▶ Data for the task:

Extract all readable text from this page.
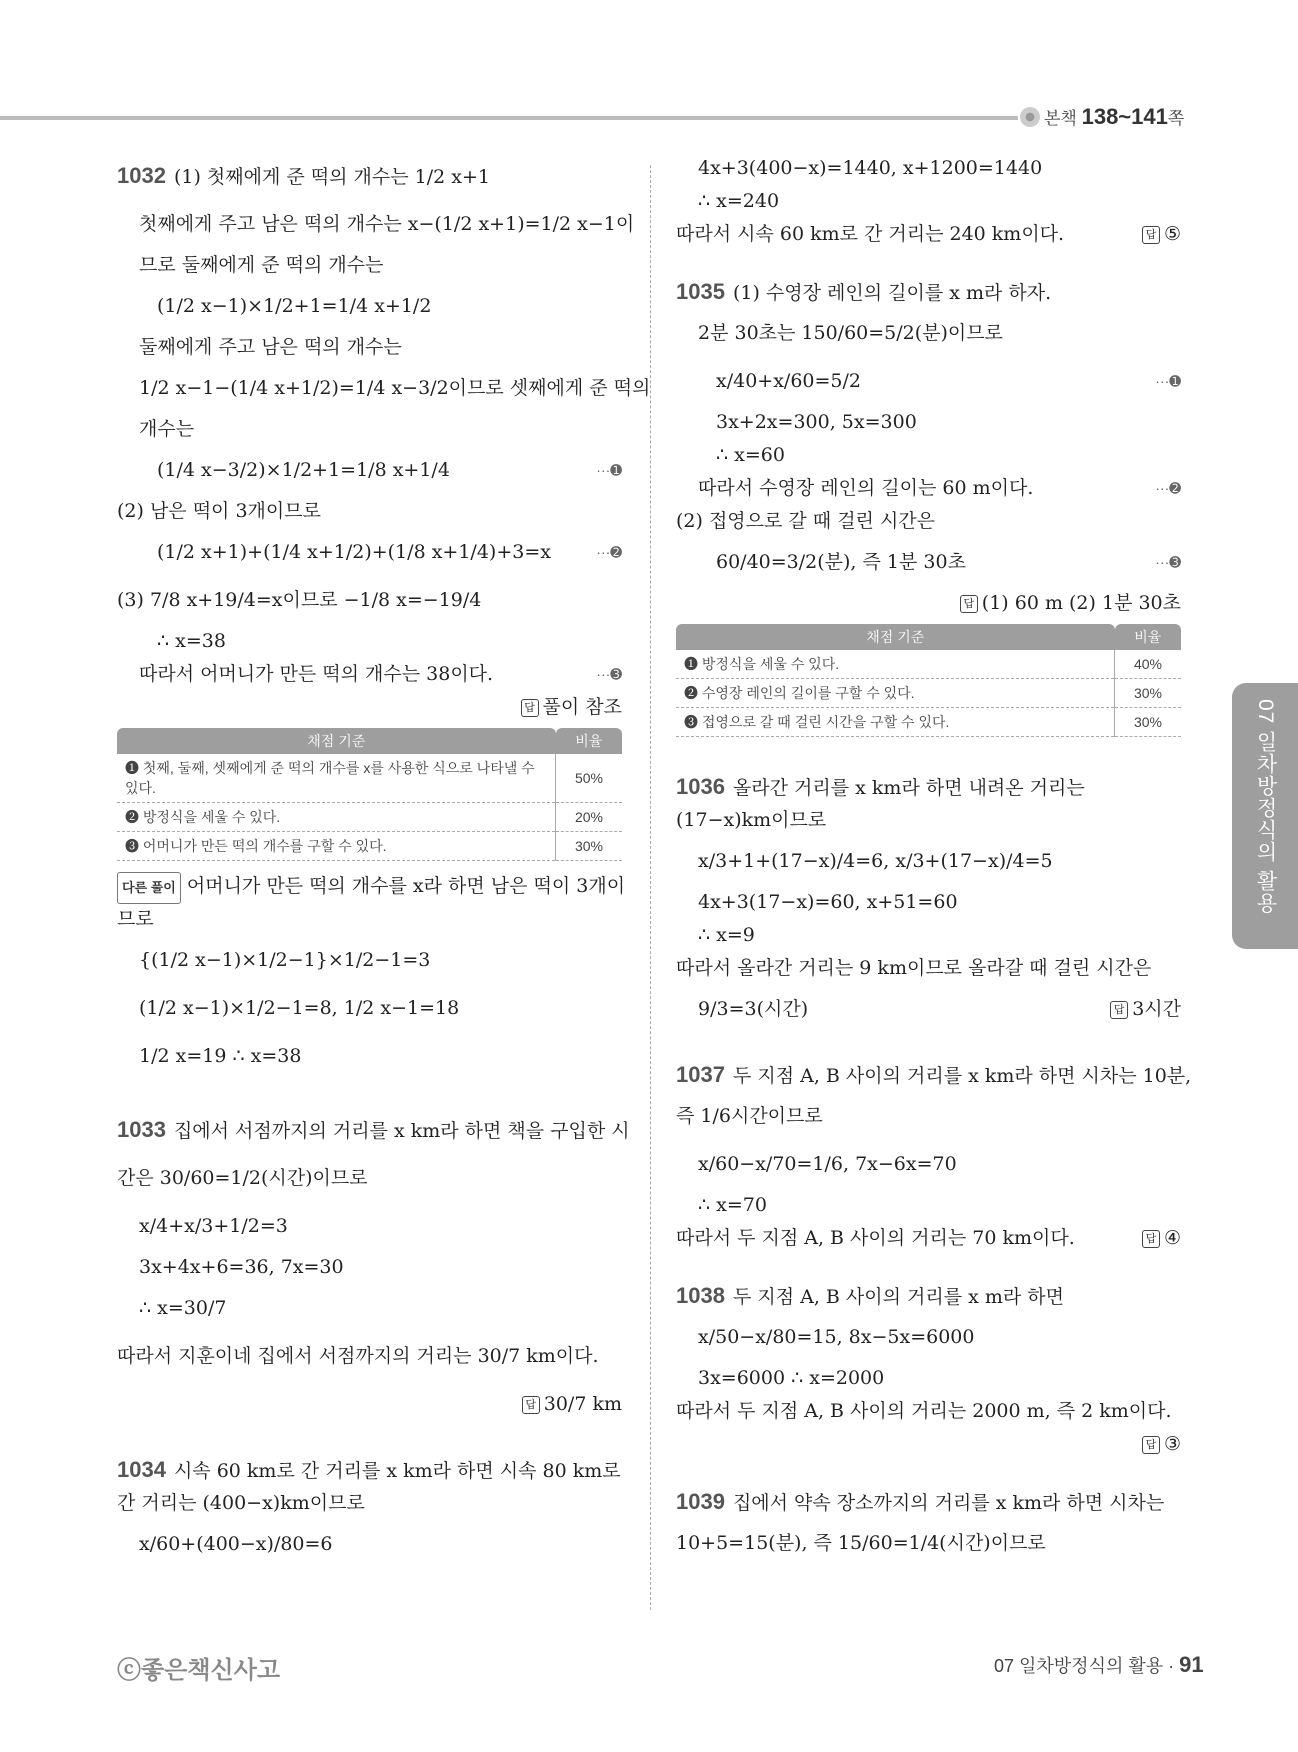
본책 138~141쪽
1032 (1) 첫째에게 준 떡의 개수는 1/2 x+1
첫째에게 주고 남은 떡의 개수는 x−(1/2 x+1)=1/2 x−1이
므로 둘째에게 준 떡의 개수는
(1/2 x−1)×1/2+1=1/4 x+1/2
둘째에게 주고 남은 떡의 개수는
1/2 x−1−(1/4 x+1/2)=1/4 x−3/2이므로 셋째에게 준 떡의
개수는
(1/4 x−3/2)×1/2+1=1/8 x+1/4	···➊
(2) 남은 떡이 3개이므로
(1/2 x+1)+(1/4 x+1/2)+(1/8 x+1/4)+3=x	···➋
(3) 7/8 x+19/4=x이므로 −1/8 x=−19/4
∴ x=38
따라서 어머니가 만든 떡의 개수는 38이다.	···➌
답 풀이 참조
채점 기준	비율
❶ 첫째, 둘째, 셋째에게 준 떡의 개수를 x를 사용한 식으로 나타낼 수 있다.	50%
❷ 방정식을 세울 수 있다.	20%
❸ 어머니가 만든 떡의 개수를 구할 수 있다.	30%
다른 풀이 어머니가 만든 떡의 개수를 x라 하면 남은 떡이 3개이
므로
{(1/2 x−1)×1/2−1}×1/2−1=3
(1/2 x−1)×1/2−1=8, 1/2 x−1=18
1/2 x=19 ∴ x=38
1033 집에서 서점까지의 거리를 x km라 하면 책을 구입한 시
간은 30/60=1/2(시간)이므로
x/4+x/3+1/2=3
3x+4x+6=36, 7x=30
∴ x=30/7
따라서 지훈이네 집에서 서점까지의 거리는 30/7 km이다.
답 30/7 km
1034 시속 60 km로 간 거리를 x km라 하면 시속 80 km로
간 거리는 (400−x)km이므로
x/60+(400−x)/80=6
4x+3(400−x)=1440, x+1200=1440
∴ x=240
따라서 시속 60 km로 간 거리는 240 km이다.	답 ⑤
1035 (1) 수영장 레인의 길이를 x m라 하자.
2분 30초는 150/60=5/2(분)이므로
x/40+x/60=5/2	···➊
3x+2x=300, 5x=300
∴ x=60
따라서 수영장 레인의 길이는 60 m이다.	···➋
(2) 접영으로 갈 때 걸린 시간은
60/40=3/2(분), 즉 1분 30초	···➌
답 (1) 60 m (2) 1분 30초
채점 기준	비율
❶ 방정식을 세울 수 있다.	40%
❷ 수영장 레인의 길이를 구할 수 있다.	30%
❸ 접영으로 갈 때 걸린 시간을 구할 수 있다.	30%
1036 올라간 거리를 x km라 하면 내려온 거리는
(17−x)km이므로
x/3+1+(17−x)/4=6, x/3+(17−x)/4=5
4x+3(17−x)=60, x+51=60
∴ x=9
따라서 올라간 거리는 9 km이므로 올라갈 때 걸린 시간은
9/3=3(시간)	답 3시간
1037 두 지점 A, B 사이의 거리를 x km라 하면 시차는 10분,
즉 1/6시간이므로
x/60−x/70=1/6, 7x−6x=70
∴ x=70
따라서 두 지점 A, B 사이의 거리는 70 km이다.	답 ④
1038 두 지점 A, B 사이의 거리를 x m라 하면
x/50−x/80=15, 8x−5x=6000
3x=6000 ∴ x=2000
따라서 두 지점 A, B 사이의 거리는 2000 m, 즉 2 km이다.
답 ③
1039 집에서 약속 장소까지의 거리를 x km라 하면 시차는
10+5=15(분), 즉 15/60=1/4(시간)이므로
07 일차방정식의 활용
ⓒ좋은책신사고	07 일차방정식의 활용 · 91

▶ Objective: Transcribe the records above exactly, leaving out every picture.

▶ Result for this task:
Extract all readable text from this page.
본책 138~141쪽
1032 (1) 첫째에게 준 떡의 개수는 1/2 x+1
첫째에게 주고 남은 떡의 개수는 x−(1/2 x+1)=1/2 x−1이
므로 둘째에게 준 떡의 개수는
(1/2 x−1)×1/2+1=1/4 x+1/2
둘째에게 주고 남은 떡의 개수는
1/2 x−1−(1/4 x+1/2)=1/4 x−3/2이므로 셋째에게 준 떡의
개수는
(1/4 x−3/2)×1/2+1=1/8 x+1/4	···➊
(2) 남은 떡이 3개이므로
(1/2 x+1)+(1/4 x+1/2)+(1/8 x+1/4)+3=x	···➋
(3) 7/8 x+19/4=x이므로 −1/8 x=−19/4
∴ x=38
따라서 어머니가 만든 떡의 개수는 38이다.	···➌
답 풀이 참조
채점 기준	비율
❶ 첫째, 둘째, 셋째에게 준 떡의 개수를 x를 사용한 식으로 나타낼 수 있다.	50%
❷ 방정식을 세울 수 있다.	20%
❸ 어머니가 만든 떡의 개수를 구할 수 있다.	30%
다른 풀이 어머니가 만든 떡의 개수를 x라 하면 남은 떡이 3개이
므로
{(1/2 x−1)×1/2−1}×1/2−1=3
(1/2 x−1)×1/2−1=8, 1/2 x−1=18
1/2 x=19 ∴ x=38
1033 집에서 서점까지의 거리를 x km라 하면 책을 구입한 시
간은 30/60=1/2(시간)이므로
x/4+x/3+1/2=3
3x+4x+6=36, 7x=30
∴ x=30/7
따라서 지훈이네 집에서 서점까지의 거리는 30/7 km이다.
답 30/7 km
1034 시속 60 km로 간 거리를 x km라 하면 시속 80 km로
간 거리는 (400−x)km이므로
x/60+(400−x)/80=6
4x+3(400−x)=1440, x+1200=1440
∴ x=240
따라서 시속 60 km로 간 거리는 240 km이다.	답 ⑤
1035 (1) 수영장 레인의 길이를 x m라 하자.
2분 30초는 150/60=5/2(분)이므로
x/40+x/60=5/2	···➊
3x+2x=300, 5x=300
∴ x=60
따라서 수영장 레인의 길이는 60 m이다.	···➋
(2) 접영으로 갈 때 걸린 시간은
60/40=3/2(분), 즉 1분 30초	···➌
답 (1) 60 m (2) 1분 30초
채점 기준	비율
❶ 방정식을 세울 수 있다.	40%
❷ 수영장 레인의 길이를 구할 수 있다.	30%
❸ 접영으로 갈 때 걸린 시간을 구할 수 있다.	30%
1036 올라간 거리를 x km라 하면 내려온 거리는
(17−x)km이므로
x/3+1+(17−x)/4=6, x/3+(17−x)/4=5
4x+3(17−x)=60, x+51=60
∴ x=9
따라서 올라간 거리는 9 km이므로 올라갈 때 걸린 시간은
9/3=3(시간)	답 3시간
1037 두 지점 A, B 사이의 거리를 x km라 하면 시차는 10분,
즉 1/6시간이므로
x/60−x/70=1/6, 7x−6x=70
∴ x=70
따라서 두 지점 A, B 사이의 거리는 70 km이다.	답 ④
1038 두 지점 A, B 사이의 거리를 x m라 하면
x/50−x/80=15, 8x−5x=6000
3x=6000 ∴ x=2000
따라서 두 지점 A, B 사이의 거리는 2000 m, 즉 2 km이다.
답 ③
1039 집에서 약속 장소까지의 거리를 x km라 하면 시차는
10+5=15(분), 즉 15/60=1/4(시간)이므로
07 일차방정식의 활용
ⓒ좋은책신사고	07 일차방정식의 활용 · 91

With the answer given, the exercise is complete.